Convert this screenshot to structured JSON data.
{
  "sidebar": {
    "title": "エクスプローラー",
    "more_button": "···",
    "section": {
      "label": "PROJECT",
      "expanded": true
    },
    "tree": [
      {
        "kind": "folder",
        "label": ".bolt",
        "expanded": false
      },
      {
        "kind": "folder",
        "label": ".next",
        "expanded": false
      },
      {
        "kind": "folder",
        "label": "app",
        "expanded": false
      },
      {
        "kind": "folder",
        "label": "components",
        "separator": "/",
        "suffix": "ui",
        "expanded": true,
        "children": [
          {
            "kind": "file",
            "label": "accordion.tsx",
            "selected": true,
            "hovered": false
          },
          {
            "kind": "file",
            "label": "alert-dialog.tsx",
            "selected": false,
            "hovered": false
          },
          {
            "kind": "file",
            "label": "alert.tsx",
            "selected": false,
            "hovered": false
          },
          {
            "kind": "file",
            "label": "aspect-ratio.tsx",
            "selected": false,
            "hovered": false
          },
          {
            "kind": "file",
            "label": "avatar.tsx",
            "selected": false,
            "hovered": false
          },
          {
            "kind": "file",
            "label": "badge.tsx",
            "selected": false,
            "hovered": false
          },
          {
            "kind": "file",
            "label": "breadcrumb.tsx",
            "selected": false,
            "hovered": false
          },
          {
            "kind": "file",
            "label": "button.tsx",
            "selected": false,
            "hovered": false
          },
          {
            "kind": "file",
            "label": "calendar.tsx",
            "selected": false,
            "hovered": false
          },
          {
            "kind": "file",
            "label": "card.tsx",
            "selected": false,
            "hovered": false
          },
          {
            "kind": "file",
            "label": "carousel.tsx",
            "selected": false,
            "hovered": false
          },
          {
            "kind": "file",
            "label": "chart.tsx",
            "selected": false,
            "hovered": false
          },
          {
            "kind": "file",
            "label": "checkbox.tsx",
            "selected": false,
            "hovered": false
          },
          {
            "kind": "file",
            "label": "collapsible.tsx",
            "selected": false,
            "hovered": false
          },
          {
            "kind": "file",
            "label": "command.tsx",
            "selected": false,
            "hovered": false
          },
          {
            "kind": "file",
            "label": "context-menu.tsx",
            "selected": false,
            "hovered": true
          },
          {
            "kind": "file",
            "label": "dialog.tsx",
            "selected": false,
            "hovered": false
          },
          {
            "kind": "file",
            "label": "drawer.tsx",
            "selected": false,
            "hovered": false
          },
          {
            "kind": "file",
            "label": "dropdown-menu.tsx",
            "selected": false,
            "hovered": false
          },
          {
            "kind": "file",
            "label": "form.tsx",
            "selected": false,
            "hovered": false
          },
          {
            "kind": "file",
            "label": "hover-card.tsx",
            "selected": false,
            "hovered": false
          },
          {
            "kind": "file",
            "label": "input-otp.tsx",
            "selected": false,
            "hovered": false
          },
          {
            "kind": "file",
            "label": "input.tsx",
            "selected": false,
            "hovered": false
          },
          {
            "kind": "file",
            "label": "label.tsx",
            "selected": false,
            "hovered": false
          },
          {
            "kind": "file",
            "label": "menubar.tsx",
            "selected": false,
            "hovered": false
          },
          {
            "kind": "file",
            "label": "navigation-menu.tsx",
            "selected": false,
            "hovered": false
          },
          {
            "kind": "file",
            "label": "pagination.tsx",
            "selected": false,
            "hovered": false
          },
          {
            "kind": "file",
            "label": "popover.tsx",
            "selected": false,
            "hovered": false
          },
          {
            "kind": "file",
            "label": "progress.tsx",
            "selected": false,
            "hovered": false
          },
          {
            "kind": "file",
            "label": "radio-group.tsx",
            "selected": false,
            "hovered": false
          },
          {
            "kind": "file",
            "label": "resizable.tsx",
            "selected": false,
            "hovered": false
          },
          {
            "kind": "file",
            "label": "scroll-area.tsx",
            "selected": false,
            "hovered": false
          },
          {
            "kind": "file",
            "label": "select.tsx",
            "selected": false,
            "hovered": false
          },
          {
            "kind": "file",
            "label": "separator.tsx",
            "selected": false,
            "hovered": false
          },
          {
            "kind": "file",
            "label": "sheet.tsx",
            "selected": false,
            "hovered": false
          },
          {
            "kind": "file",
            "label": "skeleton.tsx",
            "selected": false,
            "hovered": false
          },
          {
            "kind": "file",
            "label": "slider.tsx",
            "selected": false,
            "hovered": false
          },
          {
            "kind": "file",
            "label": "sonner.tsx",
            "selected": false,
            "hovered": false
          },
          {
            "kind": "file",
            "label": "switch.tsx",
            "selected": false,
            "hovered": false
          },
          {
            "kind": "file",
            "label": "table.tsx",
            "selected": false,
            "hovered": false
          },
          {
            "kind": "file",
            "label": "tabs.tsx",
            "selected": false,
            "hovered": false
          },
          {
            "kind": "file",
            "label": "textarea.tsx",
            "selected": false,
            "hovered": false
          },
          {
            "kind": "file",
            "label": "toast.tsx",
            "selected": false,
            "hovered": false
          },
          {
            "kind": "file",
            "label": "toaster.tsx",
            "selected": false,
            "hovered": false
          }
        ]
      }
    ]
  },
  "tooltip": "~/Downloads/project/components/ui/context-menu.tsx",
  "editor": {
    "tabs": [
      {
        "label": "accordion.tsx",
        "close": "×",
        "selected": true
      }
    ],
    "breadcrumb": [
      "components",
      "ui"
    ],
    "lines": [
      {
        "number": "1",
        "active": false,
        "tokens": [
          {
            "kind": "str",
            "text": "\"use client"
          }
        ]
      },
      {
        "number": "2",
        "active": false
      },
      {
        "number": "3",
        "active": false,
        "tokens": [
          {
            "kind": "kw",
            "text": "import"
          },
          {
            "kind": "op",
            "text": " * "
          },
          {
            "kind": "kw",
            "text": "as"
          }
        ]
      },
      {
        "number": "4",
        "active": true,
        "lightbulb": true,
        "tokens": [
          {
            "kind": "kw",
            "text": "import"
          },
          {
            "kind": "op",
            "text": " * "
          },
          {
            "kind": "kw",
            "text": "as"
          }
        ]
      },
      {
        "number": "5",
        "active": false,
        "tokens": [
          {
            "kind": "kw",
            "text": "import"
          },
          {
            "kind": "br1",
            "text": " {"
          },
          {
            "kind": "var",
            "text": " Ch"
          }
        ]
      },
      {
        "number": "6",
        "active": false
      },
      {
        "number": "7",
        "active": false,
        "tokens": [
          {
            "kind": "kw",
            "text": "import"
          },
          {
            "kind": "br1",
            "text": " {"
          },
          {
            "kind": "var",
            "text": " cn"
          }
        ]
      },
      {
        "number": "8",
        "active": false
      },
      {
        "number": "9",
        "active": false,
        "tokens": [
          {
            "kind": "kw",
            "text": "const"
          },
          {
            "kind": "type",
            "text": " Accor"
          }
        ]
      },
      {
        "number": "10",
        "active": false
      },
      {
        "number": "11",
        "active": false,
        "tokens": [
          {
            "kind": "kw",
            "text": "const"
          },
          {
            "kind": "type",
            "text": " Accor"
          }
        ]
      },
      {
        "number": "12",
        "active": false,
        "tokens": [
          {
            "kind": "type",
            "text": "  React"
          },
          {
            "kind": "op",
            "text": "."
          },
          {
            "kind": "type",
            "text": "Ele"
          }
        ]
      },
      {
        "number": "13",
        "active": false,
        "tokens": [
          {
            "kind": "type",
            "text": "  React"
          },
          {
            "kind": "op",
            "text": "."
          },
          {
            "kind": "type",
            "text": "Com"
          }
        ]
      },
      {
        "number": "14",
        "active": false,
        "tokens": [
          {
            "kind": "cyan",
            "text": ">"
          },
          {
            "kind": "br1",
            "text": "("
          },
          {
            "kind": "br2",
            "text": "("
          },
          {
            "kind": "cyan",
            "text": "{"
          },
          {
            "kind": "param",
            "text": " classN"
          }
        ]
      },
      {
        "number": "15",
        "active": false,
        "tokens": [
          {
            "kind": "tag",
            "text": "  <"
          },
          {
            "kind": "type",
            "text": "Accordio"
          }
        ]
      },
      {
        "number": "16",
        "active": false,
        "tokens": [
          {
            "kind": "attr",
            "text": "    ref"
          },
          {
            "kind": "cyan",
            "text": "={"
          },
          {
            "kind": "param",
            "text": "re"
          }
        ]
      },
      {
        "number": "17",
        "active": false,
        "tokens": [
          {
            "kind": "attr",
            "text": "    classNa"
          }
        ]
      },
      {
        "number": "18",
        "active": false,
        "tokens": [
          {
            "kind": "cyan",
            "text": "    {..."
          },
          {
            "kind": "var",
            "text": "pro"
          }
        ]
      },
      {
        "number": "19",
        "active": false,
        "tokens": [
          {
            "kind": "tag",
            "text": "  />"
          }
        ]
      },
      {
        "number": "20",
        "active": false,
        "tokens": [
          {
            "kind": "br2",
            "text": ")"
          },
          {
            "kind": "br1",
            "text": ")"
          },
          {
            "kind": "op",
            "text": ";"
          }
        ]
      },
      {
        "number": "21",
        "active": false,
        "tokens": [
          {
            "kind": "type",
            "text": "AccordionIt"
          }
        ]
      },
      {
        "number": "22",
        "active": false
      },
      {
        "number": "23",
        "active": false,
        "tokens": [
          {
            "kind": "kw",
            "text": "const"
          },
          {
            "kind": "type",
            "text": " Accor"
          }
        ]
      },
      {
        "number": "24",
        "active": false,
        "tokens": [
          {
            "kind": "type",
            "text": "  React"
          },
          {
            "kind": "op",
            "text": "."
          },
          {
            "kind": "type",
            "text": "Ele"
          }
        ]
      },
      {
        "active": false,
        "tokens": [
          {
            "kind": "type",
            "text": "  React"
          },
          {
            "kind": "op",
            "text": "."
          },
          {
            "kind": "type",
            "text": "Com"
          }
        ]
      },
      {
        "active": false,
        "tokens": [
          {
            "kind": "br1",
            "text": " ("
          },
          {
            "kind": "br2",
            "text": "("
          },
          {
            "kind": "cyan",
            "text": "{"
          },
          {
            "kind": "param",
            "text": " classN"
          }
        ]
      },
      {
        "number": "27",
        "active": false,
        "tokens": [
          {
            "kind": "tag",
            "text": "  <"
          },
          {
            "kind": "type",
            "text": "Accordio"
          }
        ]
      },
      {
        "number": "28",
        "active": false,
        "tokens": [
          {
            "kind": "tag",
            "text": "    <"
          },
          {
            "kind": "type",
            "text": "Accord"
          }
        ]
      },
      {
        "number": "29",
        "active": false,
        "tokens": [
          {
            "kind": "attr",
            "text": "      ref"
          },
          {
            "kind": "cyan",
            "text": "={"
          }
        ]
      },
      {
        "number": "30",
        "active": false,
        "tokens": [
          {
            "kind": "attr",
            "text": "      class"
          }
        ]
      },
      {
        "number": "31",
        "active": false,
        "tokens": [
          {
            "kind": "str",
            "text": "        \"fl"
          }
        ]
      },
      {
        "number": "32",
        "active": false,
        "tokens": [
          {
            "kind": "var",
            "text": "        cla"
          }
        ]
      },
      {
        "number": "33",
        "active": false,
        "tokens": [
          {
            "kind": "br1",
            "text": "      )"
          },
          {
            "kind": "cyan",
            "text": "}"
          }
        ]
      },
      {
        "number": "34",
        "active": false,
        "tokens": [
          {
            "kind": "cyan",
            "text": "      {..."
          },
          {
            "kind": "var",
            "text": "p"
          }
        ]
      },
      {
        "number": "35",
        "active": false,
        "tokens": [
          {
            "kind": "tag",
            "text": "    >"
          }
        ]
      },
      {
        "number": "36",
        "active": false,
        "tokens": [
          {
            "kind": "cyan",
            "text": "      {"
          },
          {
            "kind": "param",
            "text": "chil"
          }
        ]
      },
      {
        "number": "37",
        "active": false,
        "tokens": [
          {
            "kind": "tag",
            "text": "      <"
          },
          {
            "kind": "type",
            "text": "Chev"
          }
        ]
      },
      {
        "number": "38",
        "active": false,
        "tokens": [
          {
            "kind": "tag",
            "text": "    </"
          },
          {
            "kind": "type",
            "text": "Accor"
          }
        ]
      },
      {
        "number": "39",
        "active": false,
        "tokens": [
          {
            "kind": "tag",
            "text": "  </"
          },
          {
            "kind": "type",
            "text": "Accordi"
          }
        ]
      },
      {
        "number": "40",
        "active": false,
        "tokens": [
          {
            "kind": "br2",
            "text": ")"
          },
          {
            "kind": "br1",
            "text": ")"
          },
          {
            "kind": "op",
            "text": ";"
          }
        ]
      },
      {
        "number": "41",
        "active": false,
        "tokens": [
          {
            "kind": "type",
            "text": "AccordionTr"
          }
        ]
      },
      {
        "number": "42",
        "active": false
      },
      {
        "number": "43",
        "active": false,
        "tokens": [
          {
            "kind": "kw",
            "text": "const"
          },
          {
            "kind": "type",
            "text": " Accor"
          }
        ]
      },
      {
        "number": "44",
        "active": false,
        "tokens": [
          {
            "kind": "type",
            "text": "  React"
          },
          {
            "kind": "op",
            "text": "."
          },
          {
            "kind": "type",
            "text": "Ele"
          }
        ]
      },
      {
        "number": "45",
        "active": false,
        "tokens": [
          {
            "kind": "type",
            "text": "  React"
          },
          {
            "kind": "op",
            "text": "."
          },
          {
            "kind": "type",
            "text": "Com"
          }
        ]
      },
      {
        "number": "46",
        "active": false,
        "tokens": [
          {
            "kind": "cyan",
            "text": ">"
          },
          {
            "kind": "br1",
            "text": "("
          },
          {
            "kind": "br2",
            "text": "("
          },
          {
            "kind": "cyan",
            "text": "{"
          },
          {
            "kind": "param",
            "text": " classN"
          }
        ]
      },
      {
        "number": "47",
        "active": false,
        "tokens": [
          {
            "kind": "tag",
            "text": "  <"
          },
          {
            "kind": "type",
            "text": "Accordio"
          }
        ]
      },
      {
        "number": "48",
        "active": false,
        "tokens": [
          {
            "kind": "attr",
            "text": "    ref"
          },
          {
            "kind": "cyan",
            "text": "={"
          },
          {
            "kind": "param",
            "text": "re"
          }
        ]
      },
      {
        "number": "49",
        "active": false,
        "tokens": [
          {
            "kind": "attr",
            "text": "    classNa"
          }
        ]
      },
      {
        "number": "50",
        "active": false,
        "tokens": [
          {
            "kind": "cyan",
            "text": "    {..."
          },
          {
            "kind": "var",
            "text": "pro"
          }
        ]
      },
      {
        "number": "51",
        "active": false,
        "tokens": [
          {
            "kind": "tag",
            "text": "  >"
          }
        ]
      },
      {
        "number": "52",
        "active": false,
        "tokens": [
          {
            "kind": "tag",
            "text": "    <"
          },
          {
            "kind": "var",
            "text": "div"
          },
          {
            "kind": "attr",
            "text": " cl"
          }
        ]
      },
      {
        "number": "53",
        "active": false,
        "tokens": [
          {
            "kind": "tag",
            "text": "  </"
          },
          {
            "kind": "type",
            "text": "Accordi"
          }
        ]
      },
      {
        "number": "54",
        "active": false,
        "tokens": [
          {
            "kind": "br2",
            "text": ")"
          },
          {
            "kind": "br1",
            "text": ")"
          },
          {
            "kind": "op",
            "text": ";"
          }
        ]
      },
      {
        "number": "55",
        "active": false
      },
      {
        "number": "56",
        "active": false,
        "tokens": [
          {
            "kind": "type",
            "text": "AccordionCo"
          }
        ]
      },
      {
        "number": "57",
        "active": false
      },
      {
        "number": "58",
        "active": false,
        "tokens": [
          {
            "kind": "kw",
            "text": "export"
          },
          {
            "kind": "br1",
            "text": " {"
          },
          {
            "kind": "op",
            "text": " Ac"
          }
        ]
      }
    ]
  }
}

==*==

• **WHAT IS NEEDED**:
Your answer should be a single number: how many lines of the material contain the word "context".

• **TASK ANSWER**:
2